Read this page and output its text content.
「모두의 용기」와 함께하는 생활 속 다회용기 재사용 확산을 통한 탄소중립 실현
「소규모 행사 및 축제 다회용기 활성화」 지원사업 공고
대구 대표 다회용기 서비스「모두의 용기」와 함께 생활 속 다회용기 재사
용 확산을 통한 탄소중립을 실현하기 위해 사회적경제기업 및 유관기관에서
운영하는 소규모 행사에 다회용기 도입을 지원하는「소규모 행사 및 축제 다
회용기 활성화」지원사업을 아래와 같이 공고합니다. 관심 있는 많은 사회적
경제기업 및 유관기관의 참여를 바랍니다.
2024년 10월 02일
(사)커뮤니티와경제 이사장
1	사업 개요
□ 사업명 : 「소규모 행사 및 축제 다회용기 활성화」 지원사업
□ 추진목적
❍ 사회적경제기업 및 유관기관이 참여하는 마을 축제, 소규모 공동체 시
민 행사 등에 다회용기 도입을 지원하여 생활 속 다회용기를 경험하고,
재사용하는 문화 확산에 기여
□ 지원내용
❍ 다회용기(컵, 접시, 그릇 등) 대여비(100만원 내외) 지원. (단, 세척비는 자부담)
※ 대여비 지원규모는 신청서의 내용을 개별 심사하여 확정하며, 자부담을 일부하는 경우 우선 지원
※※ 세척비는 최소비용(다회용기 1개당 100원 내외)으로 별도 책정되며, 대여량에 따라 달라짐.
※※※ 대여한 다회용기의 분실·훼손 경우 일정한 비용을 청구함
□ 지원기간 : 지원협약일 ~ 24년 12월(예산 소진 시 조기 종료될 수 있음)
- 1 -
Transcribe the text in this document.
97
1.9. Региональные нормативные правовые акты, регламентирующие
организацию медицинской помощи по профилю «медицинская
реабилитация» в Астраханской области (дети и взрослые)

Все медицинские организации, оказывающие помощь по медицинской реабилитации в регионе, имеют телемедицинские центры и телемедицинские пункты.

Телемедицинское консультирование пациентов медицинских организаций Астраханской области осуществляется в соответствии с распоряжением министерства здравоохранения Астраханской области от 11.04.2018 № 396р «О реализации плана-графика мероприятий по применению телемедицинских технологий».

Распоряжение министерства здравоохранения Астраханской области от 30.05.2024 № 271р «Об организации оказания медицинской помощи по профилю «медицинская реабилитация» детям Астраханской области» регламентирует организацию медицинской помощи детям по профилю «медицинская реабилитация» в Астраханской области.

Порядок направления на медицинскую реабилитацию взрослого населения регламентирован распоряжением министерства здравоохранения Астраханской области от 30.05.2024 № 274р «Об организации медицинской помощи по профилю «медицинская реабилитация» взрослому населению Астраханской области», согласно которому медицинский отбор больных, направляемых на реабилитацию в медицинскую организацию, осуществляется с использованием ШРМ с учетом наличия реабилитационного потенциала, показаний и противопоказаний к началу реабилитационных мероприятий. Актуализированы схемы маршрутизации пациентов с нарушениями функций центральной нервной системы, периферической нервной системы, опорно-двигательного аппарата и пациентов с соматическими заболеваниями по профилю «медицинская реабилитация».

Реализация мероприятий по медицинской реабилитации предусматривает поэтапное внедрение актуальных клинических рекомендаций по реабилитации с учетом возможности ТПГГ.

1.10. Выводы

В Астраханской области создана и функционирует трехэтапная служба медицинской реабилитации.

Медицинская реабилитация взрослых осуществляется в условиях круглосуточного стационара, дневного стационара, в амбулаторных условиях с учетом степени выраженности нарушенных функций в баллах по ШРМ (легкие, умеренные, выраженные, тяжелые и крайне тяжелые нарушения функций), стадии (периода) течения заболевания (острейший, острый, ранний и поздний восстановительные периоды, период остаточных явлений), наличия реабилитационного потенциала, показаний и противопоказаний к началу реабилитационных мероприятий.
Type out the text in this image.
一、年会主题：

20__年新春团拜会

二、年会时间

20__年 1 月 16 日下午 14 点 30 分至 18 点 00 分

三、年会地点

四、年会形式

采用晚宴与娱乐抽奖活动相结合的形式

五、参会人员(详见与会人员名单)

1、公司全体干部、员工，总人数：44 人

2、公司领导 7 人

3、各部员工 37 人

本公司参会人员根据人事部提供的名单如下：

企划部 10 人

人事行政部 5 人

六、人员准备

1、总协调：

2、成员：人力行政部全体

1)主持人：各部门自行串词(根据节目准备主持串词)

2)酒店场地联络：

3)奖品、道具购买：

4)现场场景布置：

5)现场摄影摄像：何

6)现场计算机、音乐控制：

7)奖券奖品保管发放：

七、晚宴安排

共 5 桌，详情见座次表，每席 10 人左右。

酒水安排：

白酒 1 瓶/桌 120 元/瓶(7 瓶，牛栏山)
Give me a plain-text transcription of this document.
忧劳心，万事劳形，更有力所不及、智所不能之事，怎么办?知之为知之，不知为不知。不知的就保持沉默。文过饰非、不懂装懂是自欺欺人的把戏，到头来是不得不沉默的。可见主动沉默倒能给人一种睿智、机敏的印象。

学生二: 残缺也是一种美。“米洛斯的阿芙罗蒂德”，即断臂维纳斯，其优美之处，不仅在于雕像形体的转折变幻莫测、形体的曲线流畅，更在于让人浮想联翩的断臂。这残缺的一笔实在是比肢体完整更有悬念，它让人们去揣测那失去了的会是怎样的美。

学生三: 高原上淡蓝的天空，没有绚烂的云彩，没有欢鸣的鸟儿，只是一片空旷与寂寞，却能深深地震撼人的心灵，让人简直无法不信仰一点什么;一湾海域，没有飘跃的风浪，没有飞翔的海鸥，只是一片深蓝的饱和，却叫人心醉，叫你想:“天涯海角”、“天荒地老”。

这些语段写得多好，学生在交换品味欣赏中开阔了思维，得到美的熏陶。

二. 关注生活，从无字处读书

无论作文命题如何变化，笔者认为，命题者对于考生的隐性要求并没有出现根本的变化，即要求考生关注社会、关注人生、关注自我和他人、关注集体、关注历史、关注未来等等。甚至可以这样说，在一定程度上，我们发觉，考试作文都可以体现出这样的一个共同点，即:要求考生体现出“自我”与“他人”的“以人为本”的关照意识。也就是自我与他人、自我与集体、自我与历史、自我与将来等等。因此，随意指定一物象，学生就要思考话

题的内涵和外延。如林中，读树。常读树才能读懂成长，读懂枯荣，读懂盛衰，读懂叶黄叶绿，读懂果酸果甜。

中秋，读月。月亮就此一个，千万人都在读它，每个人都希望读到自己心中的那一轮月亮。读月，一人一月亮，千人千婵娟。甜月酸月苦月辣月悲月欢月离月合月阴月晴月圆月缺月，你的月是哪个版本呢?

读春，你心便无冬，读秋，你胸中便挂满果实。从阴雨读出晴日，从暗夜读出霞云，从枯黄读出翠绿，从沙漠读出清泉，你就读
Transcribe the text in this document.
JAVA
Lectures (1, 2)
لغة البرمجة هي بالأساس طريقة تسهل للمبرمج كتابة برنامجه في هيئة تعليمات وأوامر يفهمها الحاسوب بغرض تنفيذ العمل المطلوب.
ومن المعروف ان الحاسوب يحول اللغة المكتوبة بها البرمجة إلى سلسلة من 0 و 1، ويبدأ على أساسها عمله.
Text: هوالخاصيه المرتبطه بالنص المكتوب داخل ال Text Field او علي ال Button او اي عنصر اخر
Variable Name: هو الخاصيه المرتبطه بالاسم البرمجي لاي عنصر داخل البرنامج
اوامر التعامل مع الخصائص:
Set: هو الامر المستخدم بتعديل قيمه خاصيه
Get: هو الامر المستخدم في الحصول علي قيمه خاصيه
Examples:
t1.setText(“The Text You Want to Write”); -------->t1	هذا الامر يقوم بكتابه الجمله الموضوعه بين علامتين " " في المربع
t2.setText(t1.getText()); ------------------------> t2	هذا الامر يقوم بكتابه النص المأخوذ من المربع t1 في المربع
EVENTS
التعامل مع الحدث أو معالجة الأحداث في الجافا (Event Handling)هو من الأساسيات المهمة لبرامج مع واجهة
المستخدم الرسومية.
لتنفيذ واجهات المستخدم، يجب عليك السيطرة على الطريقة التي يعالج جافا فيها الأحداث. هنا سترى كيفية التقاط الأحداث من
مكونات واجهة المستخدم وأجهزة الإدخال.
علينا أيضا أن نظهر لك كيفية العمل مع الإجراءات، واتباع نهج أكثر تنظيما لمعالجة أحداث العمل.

* [Given instruction] Give the number of lines in the entries that include the string "كيفية", and nothing more.

* [Written response] 2